THE PROBLEM:
Write out each line from the data below that includes the word "donc".

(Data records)
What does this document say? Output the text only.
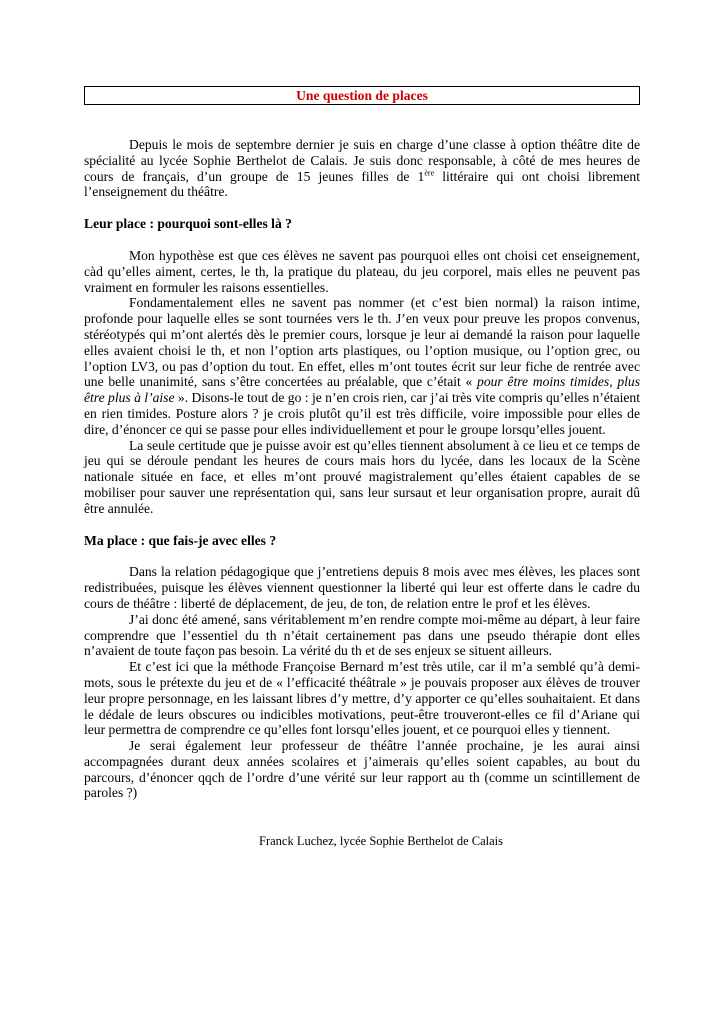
Une question de places

Depuis le mois de septembre dernier je suis en charge d’une classe à option théâtre dite de spécialité au lycée Sophie Berthelot de Calais. Je suis donc responsable, à côté de mes heures de cours de français, d’un groupe de 15 jeunes filles de 1ère littéraire qui ont choisi librement l’enseignement du théâtre.

Leur place : pourquoi sont-elles là ?

Mon hypothèse est que ces élèves ne savent pas pourquoi elles ont choisi cet enseignement, càd qu’elles aiment, certes, le th, la pratique du plateau, du jeu corporel, mais elles ne peuvent pas vraiment en formuler les raisons essentielles.

Fondamentalement elles ne savent pas nommer (et c’est bien normal) la raison intime, profonde pour laquelle elles se sont tournées vers le th. J’en veux pour preuve les propos convenus, stéréotypés qui m’ont alertés dès le premier cours, lorsque je leur ai demandé la raison pour laquelle elles avaient choisi le th, et non l’option arts plastiques, ou l’option musique, ou l’option grec, ou l’option LV3, ou pas d’option du tout. En effet, elles m’ont toutes écrit sur leur fiche de rentrée avec une belle unanimité, sans s’être concertées au préalable, que c’était « pour être moins timides, plus être plus à l’aise ». Disons-le tout de go : je n’en crois rien, car j’ai très vite compris qu’elles n’étaient en rien timides. Posture alors ? je crois plutôt qu’il est très difficile, voire impossible pour elles de dire, d’énoncer ce qui se passe pour elles individuellement et pour le groupe lorsqu’elles jouent.

La seule certitude que je puisse avoir est qu’elles tiennent absolument à ce lieu et ce temps de jeu qui se déroule pendant les heures de cours mais hors du lycée, dans les locaux de la Scène nationale située en face, et elles m’ont prouvé magistralement qu’elles étaient capables de se mobiliser pour sauver une représentation qui, sans leur sursaut et leur organisation propre, aurait dû être annulée.

Ma place : que fais-je avec elles ?

Dans la relation pédagogique que j’entretiens depuis 8 mois avec mes élèves, les places sont redistribuées, puisque les élèves viennent questionner la liberté qui leur est offerte dans le cadre du cours de théâtre : liberté de déplacement, de jeu, de ton, de relation entre le prof et les élèves.

J’ai donc été amené, sans véritablement m’en rendre compte moi-même au départ, à leur faire comprendre que l’essentiel du th n’était certainement pas dans une pseudo thérapie dont elles n’avaient de toute façon pas besoin. La vérité du th et de ses enjeux se situent ailleurs.

Et c’est ici que la méthode Françoise Bernard m’est très utile, car il m’a semblé qu’à demi-mots, sous le prétexte du jeu et de « l’efficacité théâtrale » je pouvais proposer aux élèves de trouver leur propre personnage, en les laissant libres d’y mettre, d’y apporter ce qu’elles souhaitaient. Et dans le dédale de leurs obscures ou indicibles motivations, peut-être trouveront-elles ce fil d’Ariane qui leur permettra de comprendre ce qu’elles font lorsqu’elles jouent, et ce pourquoi elles y tiennent.

Je serai également leur professeur de théâtre l’année prochaine, je les aurai ainsi accompagnées durant deux années scolaires et j’aimerais qu’elles soient capables, au bout du parcours, d’énoncer qqch de l’ordre d’une vérité sur leur rapport au th (comme un scintillement de paroles ?)

Franck Luchez, lycée Sophie Berthelot de Calais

FULL RESPONSE:
Depuis le mois de septembre dernier je suis en charge d’une classe à option théâtre dite de spécialité au lycée Sophie Berthelot de Calais. Je suis donc responsable, à côté de mes heures de cours de français, d’un groupe de 15 jeunes filles de 1ère littéraire qui ont choisi librement l’enseignement du théâtre.
J’ai donc été amené, sans véritablement m’en rendre compte moi-même au départ, à leur faire comprendre que l’essentiel du th n’était certainement pas dans une pseudo thérapie dont elles n’avaient de toute façon pas besoin. La vérité du th et de ses enjeux se situent ailleurs.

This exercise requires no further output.